■ Aim of the exercise: Retype the lines below verbatim, beginning at the line that contains "247, 393, 293]" and stopping after the line that contains "winner-label: Harris [490, 597, 538, 618]".

■ Records supplied:

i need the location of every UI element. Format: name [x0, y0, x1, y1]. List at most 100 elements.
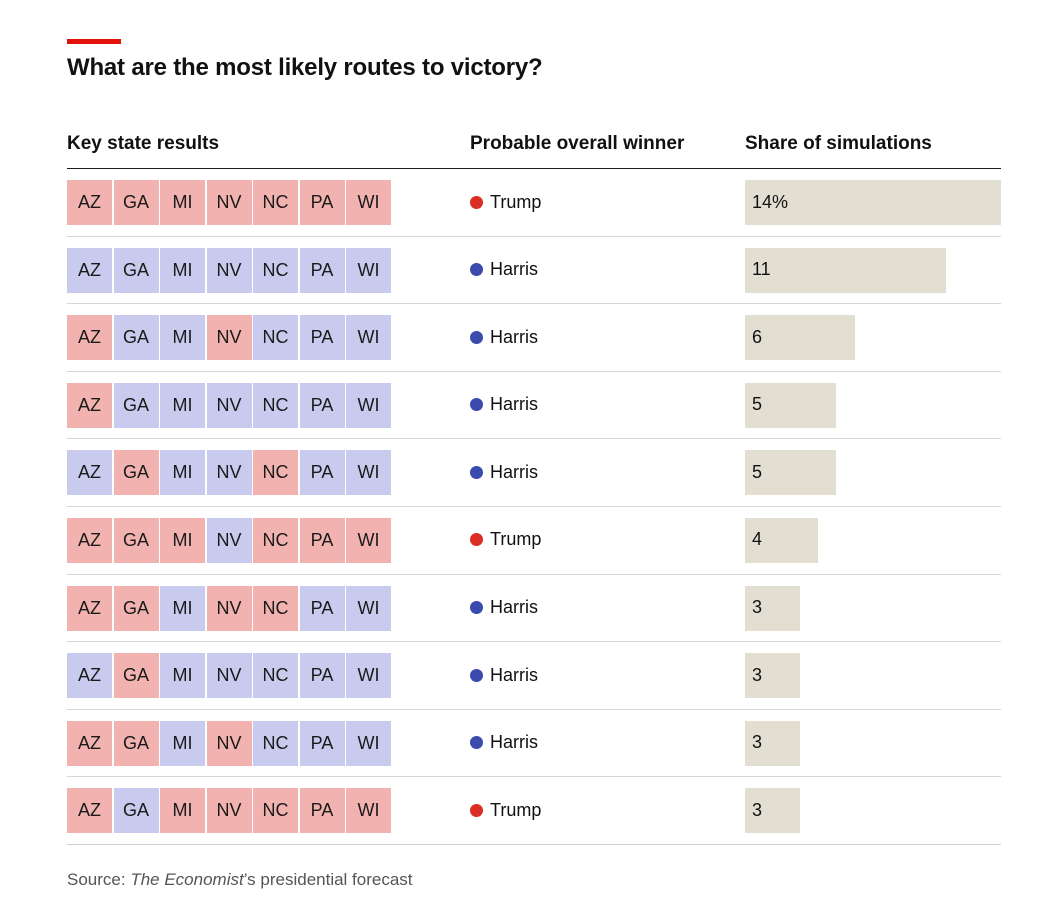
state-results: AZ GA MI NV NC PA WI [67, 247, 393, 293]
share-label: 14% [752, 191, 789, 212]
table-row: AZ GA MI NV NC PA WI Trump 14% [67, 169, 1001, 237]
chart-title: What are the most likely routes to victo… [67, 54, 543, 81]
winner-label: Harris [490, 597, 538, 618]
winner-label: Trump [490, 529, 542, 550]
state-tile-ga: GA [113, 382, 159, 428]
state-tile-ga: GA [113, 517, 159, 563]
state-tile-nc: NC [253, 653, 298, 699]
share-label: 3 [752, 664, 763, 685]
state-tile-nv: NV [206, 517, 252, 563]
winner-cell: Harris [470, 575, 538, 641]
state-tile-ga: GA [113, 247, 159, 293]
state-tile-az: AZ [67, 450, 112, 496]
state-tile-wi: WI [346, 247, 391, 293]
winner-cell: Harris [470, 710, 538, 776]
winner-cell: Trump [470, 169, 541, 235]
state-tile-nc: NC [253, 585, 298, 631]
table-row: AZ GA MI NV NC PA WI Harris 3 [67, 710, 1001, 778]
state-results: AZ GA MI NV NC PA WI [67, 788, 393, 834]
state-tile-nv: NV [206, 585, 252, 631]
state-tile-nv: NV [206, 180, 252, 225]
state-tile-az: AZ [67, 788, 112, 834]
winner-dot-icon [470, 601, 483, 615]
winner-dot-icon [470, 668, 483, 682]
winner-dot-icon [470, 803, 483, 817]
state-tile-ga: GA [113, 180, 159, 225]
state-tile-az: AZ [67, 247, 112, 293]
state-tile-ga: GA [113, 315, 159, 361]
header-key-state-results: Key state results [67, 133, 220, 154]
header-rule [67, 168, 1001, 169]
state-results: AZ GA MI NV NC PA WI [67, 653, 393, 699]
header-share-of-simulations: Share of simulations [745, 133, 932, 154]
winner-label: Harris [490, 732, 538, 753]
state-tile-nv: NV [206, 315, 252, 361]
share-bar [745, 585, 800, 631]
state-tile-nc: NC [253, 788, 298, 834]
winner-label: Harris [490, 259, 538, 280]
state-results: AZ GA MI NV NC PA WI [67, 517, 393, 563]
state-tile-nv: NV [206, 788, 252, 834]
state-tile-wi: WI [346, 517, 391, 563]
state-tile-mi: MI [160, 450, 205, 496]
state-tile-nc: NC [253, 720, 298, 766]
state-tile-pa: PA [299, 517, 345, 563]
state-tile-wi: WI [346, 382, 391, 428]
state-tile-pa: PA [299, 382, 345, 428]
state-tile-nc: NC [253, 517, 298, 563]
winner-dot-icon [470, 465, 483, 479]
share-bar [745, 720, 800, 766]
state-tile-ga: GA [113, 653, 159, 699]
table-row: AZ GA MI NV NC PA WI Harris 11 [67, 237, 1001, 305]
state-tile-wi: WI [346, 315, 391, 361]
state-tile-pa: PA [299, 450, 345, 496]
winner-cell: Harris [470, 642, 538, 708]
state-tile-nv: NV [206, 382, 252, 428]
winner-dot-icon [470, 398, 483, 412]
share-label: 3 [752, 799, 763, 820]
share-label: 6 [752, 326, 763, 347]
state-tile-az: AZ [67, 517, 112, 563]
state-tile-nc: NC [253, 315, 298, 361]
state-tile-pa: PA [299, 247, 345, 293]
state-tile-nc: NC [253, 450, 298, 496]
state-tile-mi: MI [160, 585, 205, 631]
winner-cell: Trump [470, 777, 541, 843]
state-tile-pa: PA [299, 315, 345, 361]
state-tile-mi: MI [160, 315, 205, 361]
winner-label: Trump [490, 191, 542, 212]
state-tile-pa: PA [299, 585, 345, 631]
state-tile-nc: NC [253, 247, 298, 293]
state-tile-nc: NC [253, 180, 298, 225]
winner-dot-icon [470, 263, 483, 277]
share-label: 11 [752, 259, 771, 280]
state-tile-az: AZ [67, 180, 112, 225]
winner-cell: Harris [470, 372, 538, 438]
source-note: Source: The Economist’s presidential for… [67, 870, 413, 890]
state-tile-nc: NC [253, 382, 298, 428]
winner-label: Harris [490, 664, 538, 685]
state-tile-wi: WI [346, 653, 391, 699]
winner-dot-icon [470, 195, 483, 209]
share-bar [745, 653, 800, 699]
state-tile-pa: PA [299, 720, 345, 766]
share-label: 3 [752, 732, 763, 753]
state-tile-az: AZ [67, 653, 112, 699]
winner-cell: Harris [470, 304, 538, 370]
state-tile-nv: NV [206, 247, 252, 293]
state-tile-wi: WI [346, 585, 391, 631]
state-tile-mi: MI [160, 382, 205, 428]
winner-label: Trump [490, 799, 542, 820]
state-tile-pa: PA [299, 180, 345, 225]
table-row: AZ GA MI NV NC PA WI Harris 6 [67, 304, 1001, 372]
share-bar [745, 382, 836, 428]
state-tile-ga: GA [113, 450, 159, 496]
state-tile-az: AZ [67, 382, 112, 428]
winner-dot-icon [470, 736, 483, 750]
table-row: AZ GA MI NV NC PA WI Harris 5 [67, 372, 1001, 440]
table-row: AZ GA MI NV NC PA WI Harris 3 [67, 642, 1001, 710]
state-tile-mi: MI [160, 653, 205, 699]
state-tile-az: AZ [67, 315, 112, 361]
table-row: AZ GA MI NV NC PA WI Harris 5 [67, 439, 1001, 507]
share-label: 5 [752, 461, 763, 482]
* * *
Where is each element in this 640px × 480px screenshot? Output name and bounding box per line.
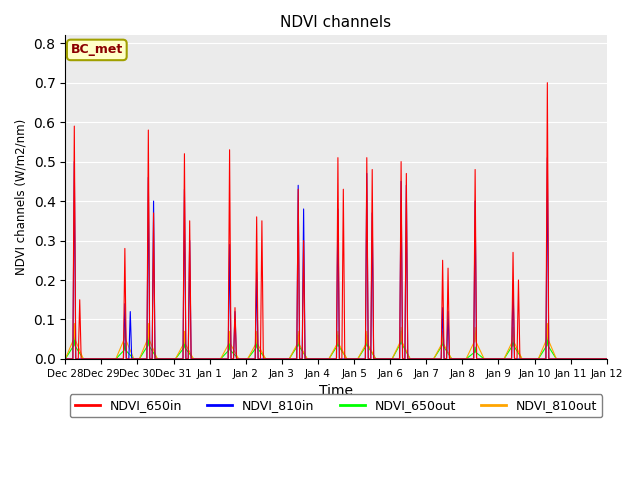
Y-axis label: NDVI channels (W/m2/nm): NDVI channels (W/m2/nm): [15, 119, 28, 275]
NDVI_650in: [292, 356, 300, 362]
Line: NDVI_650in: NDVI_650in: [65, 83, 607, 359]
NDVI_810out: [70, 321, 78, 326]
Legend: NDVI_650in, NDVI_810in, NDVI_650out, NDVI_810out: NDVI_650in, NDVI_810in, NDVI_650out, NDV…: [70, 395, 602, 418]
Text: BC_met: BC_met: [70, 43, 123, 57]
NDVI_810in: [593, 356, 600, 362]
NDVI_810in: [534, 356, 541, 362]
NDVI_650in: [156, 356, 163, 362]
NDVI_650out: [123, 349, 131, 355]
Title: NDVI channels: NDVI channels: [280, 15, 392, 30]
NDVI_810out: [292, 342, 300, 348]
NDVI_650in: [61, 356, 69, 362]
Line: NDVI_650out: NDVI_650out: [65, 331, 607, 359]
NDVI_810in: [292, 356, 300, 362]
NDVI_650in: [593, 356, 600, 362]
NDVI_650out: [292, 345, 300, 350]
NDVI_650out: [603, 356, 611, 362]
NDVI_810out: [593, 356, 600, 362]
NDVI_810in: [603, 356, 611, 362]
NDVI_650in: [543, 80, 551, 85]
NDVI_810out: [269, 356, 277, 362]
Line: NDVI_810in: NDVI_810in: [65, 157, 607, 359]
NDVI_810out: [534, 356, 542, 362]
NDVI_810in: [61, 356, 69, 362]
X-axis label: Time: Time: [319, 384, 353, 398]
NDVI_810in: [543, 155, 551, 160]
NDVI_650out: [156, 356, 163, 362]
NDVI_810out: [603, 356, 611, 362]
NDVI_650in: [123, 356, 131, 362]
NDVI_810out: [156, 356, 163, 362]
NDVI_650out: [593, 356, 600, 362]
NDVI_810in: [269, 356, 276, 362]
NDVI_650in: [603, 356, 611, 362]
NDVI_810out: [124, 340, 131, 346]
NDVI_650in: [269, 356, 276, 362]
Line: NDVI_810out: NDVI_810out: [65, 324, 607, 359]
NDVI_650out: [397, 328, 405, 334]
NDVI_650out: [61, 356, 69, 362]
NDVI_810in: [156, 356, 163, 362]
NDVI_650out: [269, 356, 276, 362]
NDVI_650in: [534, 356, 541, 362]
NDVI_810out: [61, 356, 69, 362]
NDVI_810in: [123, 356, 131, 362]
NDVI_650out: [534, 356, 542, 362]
==
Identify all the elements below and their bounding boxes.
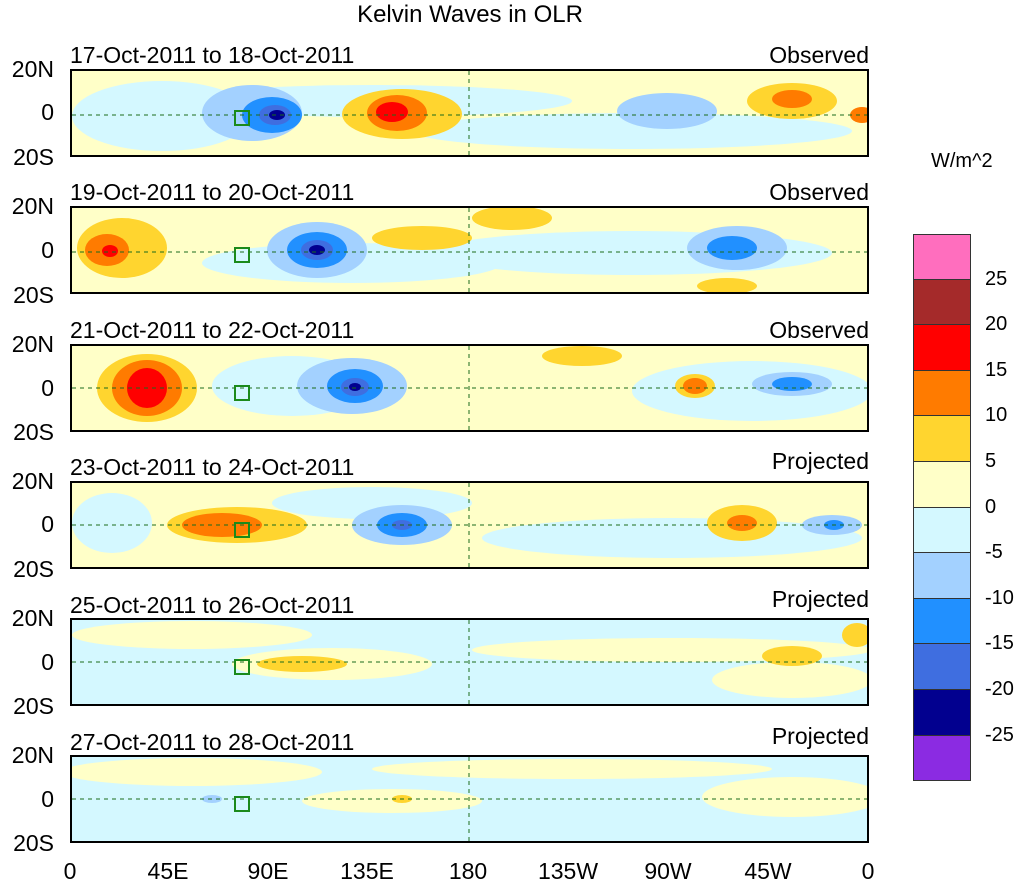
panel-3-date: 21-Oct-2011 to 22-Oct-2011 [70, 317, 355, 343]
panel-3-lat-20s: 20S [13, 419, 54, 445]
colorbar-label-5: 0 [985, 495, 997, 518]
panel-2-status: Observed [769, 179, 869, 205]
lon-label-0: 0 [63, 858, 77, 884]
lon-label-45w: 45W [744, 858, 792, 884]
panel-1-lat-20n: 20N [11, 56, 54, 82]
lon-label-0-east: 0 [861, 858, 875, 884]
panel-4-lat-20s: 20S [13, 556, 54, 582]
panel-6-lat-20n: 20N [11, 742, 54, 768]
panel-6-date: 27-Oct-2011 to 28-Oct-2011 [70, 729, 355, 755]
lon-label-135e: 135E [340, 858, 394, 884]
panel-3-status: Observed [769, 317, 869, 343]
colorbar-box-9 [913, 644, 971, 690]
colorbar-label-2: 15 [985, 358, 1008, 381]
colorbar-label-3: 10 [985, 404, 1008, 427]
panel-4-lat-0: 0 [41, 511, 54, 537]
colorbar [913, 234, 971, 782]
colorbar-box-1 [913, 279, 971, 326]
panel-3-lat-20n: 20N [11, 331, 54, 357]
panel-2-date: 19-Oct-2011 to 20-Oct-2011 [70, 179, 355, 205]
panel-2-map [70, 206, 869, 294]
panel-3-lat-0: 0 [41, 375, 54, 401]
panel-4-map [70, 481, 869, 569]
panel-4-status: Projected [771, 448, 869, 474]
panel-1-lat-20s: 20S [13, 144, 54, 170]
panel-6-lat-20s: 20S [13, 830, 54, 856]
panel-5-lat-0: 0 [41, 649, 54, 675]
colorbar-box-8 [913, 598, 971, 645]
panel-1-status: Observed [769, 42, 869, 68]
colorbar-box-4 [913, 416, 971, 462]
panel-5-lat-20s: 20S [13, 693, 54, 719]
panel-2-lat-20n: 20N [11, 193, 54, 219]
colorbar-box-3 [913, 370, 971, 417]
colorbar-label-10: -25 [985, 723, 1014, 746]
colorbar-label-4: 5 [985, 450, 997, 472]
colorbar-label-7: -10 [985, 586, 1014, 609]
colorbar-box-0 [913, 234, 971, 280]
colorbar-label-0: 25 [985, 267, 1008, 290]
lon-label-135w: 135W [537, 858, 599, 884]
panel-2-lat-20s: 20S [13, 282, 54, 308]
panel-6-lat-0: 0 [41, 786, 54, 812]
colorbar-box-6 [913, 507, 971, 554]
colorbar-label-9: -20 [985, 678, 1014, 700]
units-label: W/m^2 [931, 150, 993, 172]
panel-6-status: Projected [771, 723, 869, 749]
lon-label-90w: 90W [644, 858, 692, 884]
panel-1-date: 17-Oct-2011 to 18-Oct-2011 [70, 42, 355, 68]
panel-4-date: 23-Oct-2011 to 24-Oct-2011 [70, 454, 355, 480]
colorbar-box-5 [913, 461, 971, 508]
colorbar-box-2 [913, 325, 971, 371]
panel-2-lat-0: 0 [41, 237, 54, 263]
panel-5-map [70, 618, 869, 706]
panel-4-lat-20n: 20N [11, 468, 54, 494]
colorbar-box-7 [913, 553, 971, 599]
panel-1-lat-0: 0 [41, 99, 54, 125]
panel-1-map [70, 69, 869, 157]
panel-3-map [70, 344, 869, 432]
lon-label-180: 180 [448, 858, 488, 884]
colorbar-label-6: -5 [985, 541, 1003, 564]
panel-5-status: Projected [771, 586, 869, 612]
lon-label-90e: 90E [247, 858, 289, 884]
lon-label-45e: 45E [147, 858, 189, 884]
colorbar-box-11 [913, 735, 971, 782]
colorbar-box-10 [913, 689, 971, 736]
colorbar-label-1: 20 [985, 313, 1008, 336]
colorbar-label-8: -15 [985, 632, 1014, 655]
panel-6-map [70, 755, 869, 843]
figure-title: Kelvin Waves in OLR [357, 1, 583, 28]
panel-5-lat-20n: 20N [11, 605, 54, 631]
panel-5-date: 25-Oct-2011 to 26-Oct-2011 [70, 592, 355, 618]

■ Full answer:
state-results: AZ GA MI NV NC PA WI [67, 247, 393, 293]
share-label: 14% [752, 191, 789, 212]
table-row: AZ GA MI NV NC PA WI Trump 14% [67, 169, 1001, 237]
chart-title: What are the most likely routes to victo… [67, 54, 543, 81]
winner-label: Harris [490, 597, 538, 618]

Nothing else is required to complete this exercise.